### [Aim]
Restate the whole listing word for word. Pictures are left out.

### [Items]
──────

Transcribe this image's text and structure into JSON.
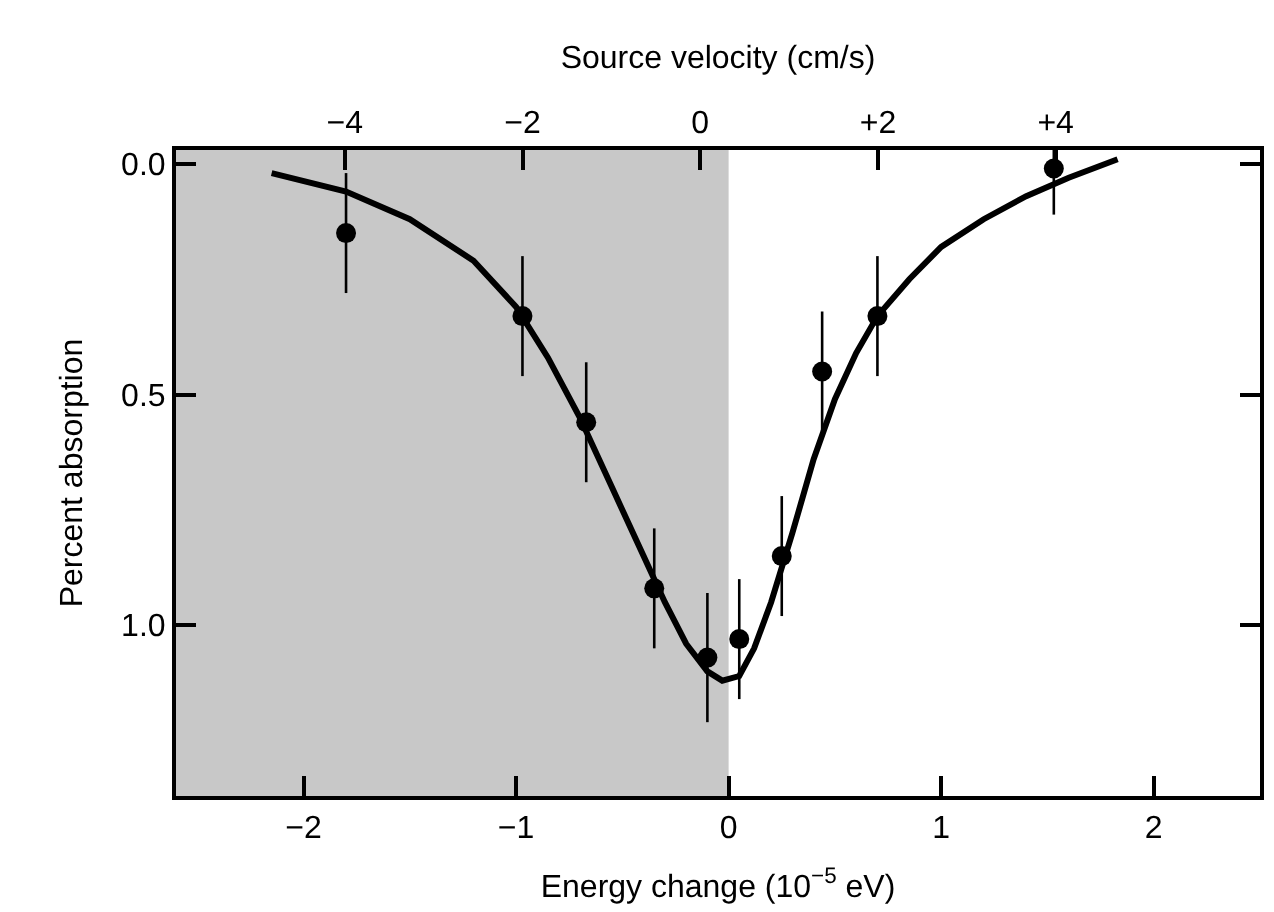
{
  "chart_data": {
    "type": "scatter",
    "xlabel": "Energy change (10$^{−5}$ eV)",
    "ylabel": "Percent absorption",
    "x2label": "Source velocity (cm/s)",
    "xlim": [
      -2.6,
      2.5
    ],
    "xticks": [
      {
        "value": -2,
        "label": "−2"
      },
      {
        "value": -1,
        "label": "−1"
      },
      0,
      1,
      2
    ],
    "x2lim": [
      -5.9,
      6.3
    ],
    "x2ticks": [
      {
        "value": -4,
        "label": "−4"
      },
      {
        "value": -2,
        "label": "−2"
      },
      0,
      {
        "value": 2,
        "label": "+2"
      },
      {
        "value": 4,
        "label": "+4"
      }
    ],
    "ylim": [
      1.37,
      -0.03
    ],
    "yticks": [
      {
        "value": 0,
        "label": "0.0"
      },
      {
        "value": 0.5,
        "label": "0.5"
      },
      {
        "value": 1,
        "label": "1.0"
      }
    ],
    "grid": false,
    "marker": "circle",
    "bands": [
      {
        "axis": "x",
        "from": -2.6,
        "to": 0,
        "color": "#c8c8c8"
      }
    ],
    "series": [
      {
        "color": "#000000",
        "x": [
          -1.8,
          -0.97,
          -0.67,
          -0.35,
          -0.1,
          0.05,
          0.25,
          0.44,
          0.7,
          1.53
        ],
        "values": [
          0.15,
          0.33,
          0.56,
          0.92,
          1.07,
          1.03,
          0.85,
          0.45,
          0.33,
          0.01
        ],
        "errors": [
          0.13,
          0.13,
          0.13,
          0.13,
          0.14,
          0.13,
          0.13,
          0.13,
          0.13,
          0.1
        ]
      },
      {
        "type": "line",
        "color": "#000000",
        "marker": "none",
        "x": [
          -2.15,
          -1.8,
          -1.5,
          -1.2,
          -1.0,
          -0.85,
          -0.7,
          -0.55,
          -0.4,
          -0.3,
          -0.2,
          -0.1,
          -0.03,
          0.05,
          0.12,
          0.2,
          0.3,
          0.4,
          0.5,
          0.6,
          0.7,
          0.85,
          1.0,
          1.2,
          1.4,
          1.6,
          1.83
        ],
        "values": [
          0.02,
          0.06,
          0.12,
          0.21,
          0.31,
          0.42,
          0.55,
          0.7,
          0.85,
          0.95,
          1.04,
          1.1,
          1.12,
          1.11,
          1.05,
          0.95,
          0.8,
          0.64,
          0.51,
          0.41,
          0.33,
          0.25,
          0.18,
          0.12,
          0.07,
          0.03,
          -0.01
        ]
      }
    ]
  }
}
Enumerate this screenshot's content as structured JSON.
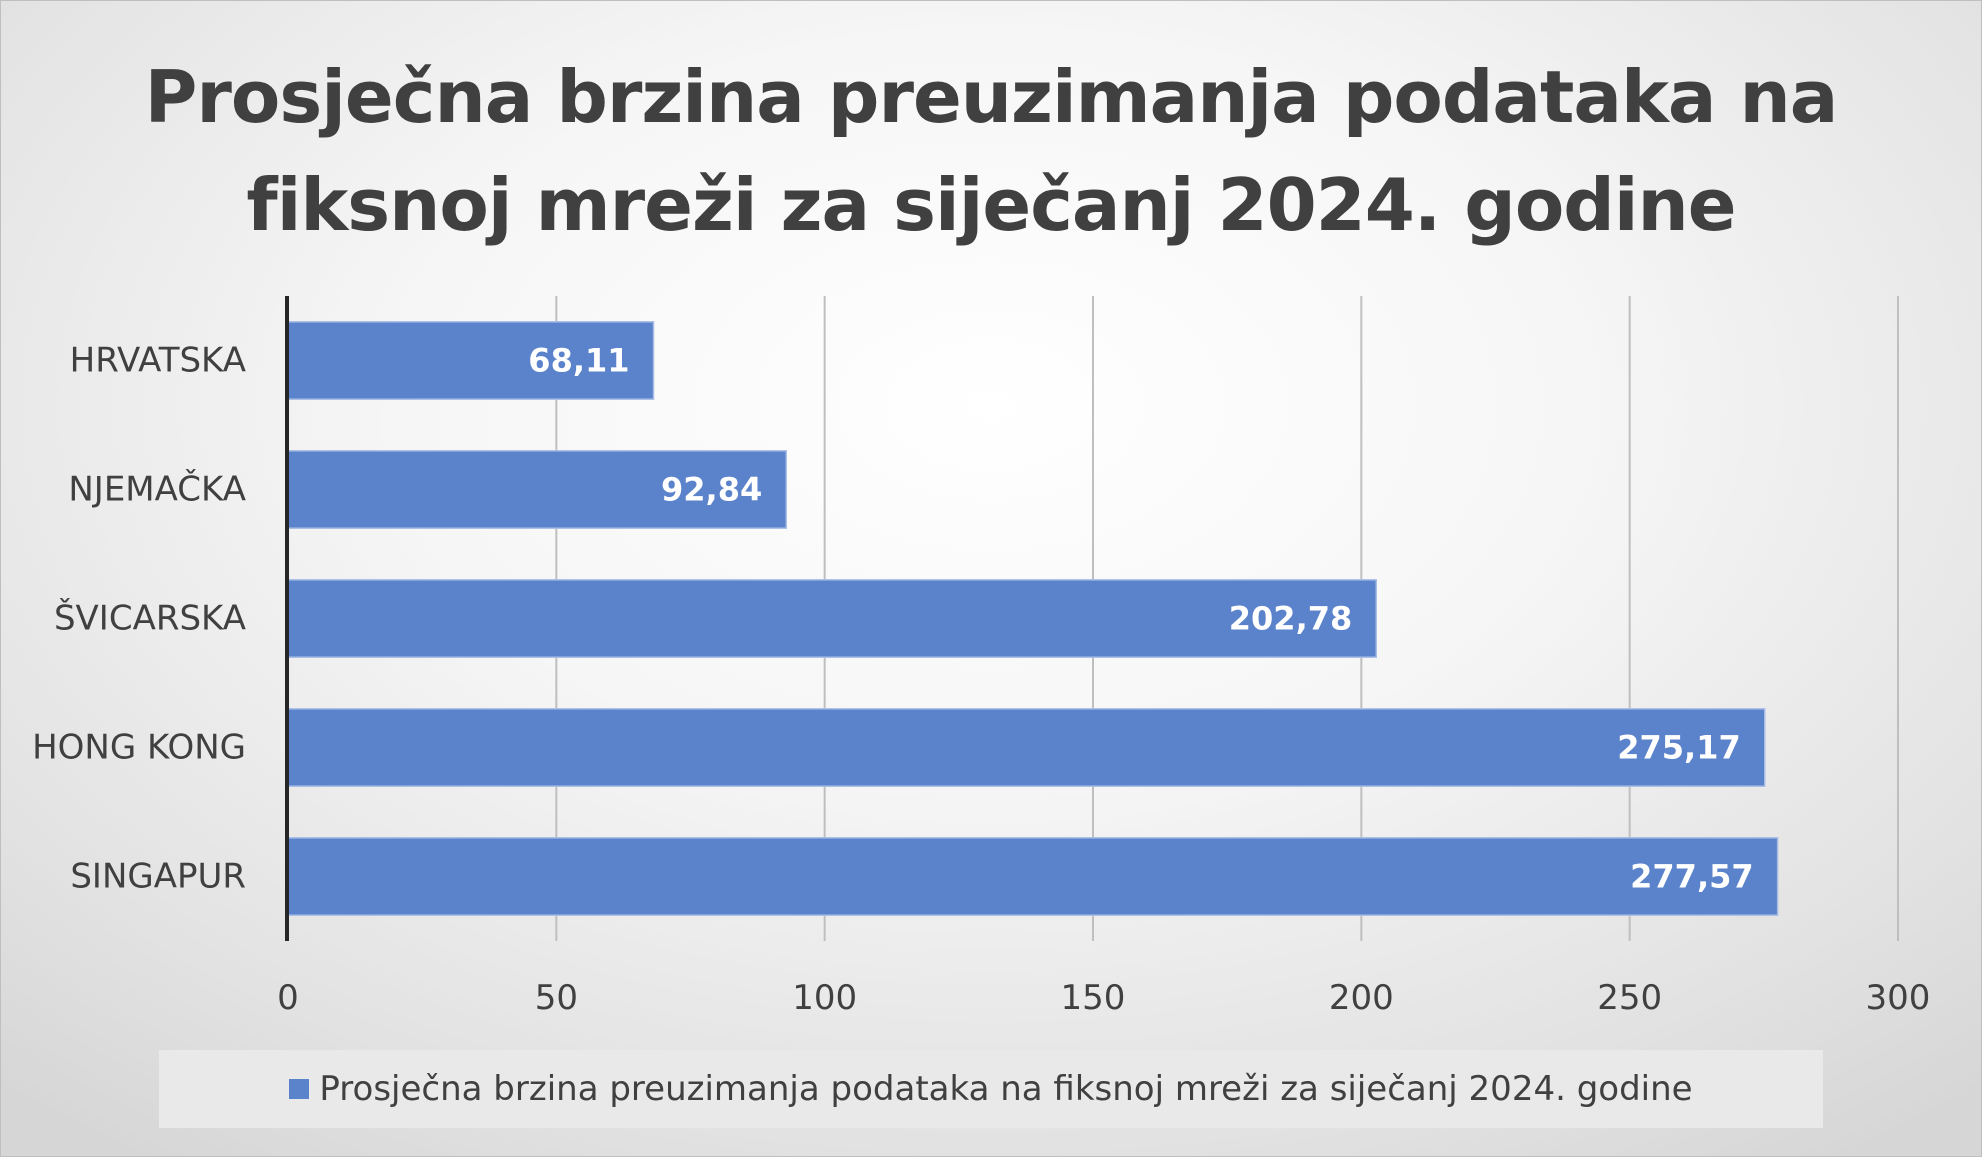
{
  "chart_data": {
    "type": "bar",
    "orientation": "horizontal",
    "title": "Prosječna brzina preuzimanja podataka na fiksnoj mreži za siječanj 2024. godine",
    "categories": [
      "HRVATSKA",
      "NJEMAČKA",
      "ŠVICARSKA",
      "HONG KONG",
      "SINGAPUR"
    ],
    "series": [
      {
        "name": "Prosječna brzina preuzimanja podataka na fiksnoj mreži za siječanj 2024. godine",
        "values": [
          68.11,
          92.84,
          202.78,
          275.17,
          277.57
        ],
        "labels": [
          "68,11",
          "92,84",
          "202,78",
          "275,17",
          "277,57"
        ]
      }
    ],
    "xlim": [
      0,
      300
    ],
    "xticks": [
      "0",
      "50",
      "100",
      "150",
      "200",
      "250",
      "300"
    ],
    "grid": true,
    "legend_position": "bottom",
    "colors": {
      "bar": "#5b83cb",
      "grid": "#bfbfbf",
      "axis": "#262626",
      "text": "#404040"
    }
  }
}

──────

### [Solution for this problem]
Transcribe this image's text and structure into JSON.
{
  "chart_data": {
    "type": "scatter",
    "xlabel": "Energy change (10$^{−5}$ eV)",
    "ylabel": "Percent absorption",
    "x2label": "Source velocity (cm/s)",
    "xlim": [
      -2.6,
      2.5
    ],
    "xticks": [
      {
        "value": -2,
        "label": "−2"
      },
      {
        "value": -1,
        "label": "−1"
      },
      0,
      1,
      2
    ],
    "x2lim": [
      -5.9,
      6.3
    ],
    "x2ticks": [
      {
        "value": -4,
        "label": "−4"
      },
      {
        "value": -2,
        "label": "−2"
      },
      0,
      {
        "value": 2,
        "label": "+2"
      },
      {
        "value": 4,
        "label": "+4"
      }
    ],
    "ylim": [
      1.37,
      -0.03
    ],
    "yticks": [
      {
        "value": 0,
        "label": "0.0"
      },
      {
        "value": 0.5,
        "label": "0.5"
      },
      {
        "value": 1,
        "label": "1.0"
      }
    ],
    "grid": false,
    "marker": "circle",
    "bands": [
      {
        "axis": "x",
        "from": -2.6,
        "to": 0,
        "color": "#c8c8c8"
      }
    ],
    "series": [
      {
        "color": "#000000",
        "x": [
          -1.8,
          -0.97,
          -0.67,
          -0.35,
          -0.1,
          0.05,
          0.25,
          0.44,
          0.7,
          1.53
        ],
        "values": [
          0.15,
          0.33,
          0.56,
          0.92,
          1.07,
          1.03,
          0.85,
          0.45,
          0.33,
          0.01
        ],
        "errors": [
          0.13,
          0.13,
          0.13,
          0.13,
          0.14,
          0.13,
          0.13,
          0.13,
          0.13,
          0.1
        ]
      },
      {
        "type": "line",
        "color": "#000000",
        "marker": "none",
        "x": [
          -2.15,
          -1.8,
          -1.5,
          -1.2,
          -1.0,
          -0.85,
          -0.7,
          -0.55,
          -0.4,
          -0.3,
          -0.2,
          -0.1,
          -0.03,
          0.05,
          0.12,
          0.2,
          0.3,
          0.4,
          0.5,
          0.6,
          0.7,
          0.85,
          1.0,
          1.2,
          1.4,
          1.6,
          1.83
        ],
        "values": [
          0.02,
          0.06,
          0.12,
          0.21,
          0.31,
          0.42,
          0.55,
          0.7,
          0.85,
          0.95,
          1.04,
          1.1,
          1.12,
          1.11,
          1.05,
          0.95,
          0.8,
          0.64,
          0.51,
          0.41,
          0.33,
          0.25,
          0.18,
          0.12,
          0.07,
          0.03,
          -0.01
        ]
      }
    ]
  }
}
Enumerate this screenshot's content as structured JSON.
{
  "chart_data": {
    "type": "bar",
    "orientation": "horizontal",
    "title": "Prosječna brzina preuzimanja podataka na fiksnoj mreži za siječanj 2024. godine",
    "categories": [
      "HRVATSKA",
      "NJEMAČKA",
      "ŠVICARSKA",
      "HONG KONG",
      "SINGAPUR"
    ],
    "series": [
      {
        "name": "Prosječna brzina preuzimanja podataka na fiksnoj mreži za siječanj 2024. godine",
        "values": [
          68.11,
          92.84,
          202.78,
          275.17,
          277.57
        ],
        "labels": [
          "68,11",
          "92,84",
          "202,78",
          "275,17",
          "277,57"
        ]
      }
    ],
    "xlim": [
      0,
      300
    ],
    "xticks": [
      "0",
      "50",
      "100",
      "150",
      "200",
      "250",
      "300"
    ],
    "grid": true,
    "legend_position": "bottom",
    "colors": {
      "bar": "#5b83cb",
      "grid": "#bfbfbf",
      "axis": "#262626",
      "text": "#404040"
    }
  }
}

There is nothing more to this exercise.